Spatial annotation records
━━━━━━

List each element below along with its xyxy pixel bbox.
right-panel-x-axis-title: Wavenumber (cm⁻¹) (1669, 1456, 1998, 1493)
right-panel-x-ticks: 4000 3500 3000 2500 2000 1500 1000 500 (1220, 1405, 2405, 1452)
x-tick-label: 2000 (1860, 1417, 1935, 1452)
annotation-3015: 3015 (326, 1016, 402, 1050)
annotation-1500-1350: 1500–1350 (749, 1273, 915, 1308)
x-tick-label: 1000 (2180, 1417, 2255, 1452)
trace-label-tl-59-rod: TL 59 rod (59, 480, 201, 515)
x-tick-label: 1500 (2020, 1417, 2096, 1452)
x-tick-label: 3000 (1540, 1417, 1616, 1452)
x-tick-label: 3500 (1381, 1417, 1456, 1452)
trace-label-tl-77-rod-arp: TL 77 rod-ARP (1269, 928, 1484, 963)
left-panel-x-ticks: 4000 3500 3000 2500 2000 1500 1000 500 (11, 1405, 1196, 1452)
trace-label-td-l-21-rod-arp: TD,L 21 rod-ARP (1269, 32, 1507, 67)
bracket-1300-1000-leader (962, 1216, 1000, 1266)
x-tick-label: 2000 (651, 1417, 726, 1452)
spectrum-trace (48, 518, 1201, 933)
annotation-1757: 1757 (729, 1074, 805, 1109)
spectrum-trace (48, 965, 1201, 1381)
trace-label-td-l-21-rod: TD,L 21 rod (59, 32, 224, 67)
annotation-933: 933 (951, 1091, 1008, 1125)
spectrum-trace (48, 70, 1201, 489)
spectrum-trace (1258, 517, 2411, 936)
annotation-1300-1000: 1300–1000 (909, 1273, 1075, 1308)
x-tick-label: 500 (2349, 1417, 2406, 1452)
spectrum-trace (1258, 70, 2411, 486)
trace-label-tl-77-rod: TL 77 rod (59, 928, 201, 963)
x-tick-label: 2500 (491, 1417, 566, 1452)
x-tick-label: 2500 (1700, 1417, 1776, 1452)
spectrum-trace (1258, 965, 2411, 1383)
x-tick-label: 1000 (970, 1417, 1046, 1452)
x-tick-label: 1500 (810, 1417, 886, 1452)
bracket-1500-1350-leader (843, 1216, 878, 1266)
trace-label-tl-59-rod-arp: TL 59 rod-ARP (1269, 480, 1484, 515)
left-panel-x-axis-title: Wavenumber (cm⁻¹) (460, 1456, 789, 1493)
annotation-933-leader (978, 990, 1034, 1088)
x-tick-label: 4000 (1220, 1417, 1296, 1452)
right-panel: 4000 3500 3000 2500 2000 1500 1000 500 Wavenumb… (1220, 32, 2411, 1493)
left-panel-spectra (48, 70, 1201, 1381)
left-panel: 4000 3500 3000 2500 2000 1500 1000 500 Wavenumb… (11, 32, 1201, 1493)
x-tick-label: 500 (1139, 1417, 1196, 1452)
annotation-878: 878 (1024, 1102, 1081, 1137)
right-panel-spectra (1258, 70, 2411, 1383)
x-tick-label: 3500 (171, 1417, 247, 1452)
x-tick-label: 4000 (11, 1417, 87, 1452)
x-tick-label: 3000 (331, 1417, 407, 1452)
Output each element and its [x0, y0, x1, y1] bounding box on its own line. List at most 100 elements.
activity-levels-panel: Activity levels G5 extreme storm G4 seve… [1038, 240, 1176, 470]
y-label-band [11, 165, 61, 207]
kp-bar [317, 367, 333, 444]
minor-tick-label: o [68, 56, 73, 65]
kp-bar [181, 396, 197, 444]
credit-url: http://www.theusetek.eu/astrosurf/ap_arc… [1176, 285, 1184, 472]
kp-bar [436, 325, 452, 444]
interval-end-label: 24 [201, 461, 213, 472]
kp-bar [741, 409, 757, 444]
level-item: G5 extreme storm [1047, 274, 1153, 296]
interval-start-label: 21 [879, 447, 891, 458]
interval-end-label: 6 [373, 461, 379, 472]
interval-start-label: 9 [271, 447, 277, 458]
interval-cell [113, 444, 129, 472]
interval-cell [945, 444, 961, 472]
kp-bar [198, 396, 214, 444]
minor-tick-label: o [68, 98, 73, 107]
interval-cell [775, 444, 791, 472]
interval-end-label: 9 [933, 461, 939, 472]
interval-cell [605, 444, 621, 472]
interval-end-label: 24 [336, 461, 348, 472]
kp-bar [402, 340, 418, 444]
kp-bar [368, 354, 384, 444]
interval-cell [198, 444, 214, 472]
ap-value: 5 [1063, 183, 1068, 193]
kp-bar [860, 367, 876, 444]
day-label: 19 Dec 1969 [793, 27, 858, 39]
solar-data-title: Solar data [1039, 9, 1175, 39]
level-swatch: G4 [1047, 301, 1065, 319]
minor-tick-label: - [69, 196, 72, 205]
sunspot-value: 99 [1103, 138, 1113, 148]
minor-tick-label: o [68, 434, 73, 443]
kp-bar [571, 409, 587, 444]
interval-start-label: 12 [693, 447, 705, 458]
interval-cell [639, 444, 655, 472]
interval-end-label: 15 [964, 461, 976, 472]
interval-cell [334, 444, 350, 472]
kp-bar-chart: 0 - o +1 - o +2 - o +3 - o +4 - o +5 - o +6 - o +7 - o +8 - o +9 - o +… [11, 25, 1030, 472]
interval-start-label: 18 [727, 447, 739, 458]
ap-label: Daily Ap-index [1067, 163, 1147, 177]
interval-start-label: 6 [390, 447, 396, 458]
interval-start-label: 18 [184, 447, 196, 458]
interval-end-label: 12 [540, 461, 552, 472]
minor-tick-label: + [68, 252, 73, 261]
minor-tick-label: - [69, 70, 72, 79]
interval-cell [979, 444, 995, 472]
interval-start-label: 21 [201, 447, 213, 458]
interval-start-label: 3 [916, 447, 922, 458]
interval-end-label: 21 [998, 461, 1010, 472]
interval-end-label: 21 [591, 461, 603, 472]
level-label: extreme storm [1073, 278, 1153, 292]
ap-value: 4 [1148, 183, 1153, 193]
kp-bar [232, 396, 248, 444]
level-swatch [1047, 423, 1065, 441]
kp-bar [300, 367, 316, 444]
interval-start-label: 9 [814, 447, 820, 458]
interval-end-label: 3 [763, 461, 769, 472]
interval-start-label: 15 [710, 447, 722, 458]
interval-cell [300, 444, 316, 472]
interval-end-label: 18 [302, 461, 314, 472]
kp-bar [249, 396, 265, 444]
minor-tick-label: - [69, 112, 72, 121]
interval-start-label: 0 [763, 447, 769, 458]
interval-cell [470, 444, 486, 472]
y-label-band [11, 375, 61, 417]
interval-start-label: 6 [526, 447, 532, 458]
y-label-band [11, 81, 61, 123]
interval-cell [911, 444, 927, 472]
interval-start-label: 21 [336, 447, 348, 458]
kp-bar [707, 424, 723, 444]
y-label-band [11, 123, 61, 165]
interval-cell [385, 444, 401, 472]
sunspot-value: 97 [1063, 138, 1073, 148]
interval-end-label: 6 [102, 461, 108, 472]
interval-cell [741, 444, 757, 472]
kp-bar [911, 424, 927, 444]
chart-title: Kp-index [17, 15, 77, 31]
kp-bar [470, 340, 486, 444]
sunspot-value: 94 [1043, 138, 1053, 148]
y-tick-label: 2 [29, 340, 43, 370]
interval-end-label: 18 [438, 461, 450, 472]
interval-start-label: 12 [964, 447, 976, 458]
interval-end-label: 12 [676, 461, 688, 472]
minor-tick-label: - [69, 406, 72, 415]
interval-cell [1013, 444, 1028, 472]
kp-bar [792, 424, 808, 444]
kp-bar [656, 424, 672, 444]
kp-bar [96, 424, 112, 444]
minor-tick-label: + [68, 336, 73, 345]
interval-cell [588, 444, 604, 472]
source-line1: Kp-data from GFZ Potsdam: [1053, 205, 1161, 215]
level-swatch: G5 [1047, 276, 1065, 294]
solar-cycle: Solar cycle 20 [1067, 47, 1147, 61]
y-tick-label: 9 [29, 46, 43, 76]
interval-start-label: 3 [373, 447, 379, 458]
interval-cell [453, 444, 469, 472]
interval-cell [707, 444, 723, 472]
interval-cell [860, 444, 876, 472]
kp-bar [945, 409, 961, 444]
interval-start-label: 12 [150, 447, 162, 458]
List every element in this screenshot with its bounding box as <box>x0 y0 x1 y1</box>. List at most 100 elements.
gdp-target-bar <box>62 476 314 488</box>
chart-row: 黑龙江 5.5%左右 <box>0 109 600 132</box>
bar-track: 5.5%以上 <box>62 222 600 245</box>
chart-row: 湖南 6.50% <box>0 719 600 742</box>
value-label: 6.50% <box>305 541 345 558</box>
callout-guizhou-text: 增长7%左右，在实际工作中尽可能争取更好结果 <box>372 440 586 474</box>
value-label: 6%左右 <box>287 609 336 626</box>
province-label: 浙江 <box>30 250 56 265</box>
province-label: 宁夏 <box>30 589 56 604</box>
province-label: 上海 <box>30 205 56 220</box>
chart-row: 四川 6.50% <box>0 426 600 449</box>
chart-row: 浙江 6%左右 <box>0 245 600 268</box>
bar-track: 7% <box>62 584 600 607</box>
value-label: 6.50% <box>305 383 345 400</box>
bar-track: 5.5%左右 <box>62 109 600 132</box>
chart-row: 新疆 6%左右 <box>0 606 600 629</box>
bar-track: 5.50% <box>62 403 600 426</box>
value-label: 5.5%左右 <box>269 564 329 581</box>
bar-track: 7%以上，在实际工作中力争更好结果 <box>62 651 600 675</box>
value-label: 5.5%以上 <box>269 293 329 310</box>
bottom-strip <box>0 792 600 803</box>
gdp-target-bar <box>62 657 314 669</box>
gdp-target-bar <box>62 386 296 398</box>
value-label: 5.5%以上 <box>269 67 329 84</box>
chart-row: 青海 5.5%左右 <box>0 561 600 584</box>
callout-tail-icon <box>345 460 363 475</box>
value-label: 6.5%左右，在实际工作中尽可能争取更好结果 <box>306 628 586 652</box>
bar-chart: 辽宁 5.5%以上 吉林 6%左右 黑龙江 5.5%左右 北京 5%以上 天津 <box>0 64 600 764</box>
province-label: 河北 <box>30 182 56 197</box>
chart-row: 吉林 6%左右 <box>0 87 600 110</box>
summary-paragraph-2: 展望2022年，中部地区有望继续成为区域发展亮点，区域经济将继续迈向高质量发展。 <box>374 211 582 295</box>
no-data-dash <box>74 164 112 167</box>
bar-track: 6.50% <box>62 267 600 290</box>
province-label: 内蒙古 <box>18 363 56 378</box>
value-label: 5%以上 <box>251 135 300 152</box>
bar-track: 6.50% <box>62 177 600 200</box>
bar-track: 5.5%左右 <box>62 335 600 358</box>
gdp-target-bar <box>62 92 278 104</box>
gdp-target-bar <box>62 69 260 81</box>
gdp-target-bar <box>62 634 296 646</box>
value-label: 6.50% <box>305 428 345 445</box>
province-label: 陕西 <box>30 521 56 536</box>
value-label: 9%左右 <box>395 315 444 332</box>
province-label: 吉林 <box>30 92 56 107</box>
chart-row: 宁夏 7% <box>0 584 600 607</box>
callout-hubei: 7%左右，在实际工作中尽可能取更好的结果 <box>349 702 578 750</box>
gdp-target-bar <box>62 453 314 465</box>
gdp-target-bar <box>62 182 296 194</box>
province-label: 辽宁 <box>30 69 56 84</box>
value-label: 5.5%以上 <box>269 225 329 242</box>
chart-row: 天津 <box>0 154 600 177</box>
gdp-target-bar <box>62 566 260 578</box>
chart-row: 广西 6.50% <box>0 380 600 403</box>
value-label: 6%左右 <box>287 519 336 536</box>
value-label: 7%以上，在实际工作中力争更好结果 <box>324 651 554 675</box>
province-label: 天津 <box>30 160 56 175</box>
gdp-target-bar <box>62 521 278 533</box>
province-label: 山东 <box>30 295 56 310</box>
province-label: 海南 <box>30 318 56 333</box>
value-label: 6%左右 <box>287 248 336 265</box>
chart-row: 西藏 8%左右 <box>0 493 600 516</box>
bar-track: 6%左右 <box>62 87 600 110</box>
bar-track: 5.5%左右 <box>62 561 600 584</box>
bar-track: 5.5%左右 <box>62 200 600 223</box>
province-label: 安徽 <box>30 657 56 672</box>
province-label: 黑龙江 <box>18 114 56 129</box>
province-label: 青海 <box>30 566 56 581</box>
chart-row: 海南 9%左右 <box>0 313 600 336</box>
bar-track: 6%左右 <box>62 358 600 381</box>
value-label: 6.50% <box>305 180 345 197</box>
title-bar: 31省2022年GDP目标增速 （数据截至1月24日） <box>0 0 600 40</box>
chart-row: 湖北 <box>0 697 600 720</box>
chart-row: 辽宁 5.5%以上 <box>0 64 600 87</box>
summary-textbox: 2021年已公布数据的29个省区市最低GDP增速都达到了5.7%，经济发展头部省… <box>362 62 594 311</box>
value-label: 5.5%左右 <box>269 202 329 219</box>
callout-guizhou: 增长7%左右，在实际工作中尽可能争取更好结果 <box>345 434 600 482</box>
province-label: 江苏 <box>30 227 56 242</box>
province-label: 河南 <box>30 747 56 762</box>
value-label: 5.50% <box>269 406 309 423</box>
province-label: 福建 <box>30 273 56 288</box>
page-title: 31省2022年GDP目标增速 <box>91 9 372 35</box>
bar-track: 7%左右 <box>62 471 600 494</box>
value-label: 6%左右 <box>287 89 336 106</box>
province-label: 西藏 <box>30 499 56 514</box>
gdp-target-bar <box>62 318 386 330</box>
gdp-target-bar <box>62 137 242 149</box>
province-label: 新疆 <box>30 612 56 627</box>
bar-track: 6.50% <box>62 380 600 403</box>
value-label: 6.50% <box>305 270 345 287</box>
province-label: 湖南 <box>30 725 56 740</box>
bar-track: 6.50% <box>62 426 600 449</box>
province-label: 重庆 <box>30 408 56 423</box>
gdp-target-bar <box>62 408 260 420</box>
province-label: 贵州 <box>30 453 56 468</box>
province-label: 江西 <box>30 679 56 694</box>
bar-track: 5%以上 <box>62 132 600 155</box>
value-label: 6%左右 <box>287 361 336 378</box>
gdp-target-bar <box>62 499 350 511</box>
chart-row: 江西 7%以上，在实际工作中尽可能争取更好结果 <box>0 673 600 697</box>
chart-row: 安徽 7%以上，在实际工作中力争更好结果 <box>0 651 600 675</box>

━━━━━━

# [OBJECTIVE]
Copy out the records from the first line down to the line containing "x-tick-label: 500 (2349, 1417, 2406, 1452)", including both of those lines.

# [EXERCISE RESPONSE]
List each element below along with its xyxy pixel bbox.
right-panel-x-axis-title: Wavenumber (cm⁻¹) (1669, 1456, 1998, 1493)
right-panel-x-ticks: 4000 3500 3000 2500 2000 1500 1000 500 (1220, 1405, 2405, 1452)
x-tick-label: 2000 (1860, 1417, 1935, 1452)
annotation-3015: 3015 (326, 1016, 402, 1050)
annotation-1500-1350: 1500–1350 (749, 1273, 915, 1308)
x-tick-label: 1000 (2180, 1417, 2255, 1452)
trace-label-tl-59-rod: TL 59 rod (59, 480, 201, 515)
x-tick-label: 1500 (2020, 1417, 2096, 1452)
x-tick-label: 3000 (1540, 1417, 1616, 1452)
x-tick-label: 3500 (1381, 1417, 1456, 1452)
trace-label-tl-77-rod-arp: TL 77 rod-ARP (1269, 928, 1484, 963)
left-panel-x-ticks: 4000 3500 3000 2500 2000 1500 1000 500 (11, 1405, 1196, 1452)
trace-label-td-l-21-rod-arp: TD,L 21 rod-ARP (1269, 32, 1507, 67)
bracket-1300-1000-leader (962, 1216, 1000, 1266)
x-tick-label: 2000 (651, 1417, 726, 1452)
spectrum-trace (48, 518, 1201, 933)
annotation-1757: 1757 (729, 1074, 805, 1109)
spectrum-trace (48, 965, 1201, 1381)
trace-label-td-l-21-rod: TD,L 21 rod (59, 32, 224, 67)
annotation-933: 933 (951, 1091, 1008, 1125)
spectrum-trace (48, 70, 1201, 489)
spectrum-trace (1258, 517, 2411, 936)
annotation-1300-1000: 1300–1000 (909, 1273, 1075, 1308)
x-tick-label: 500 (2349, 1417, 2406, 1452)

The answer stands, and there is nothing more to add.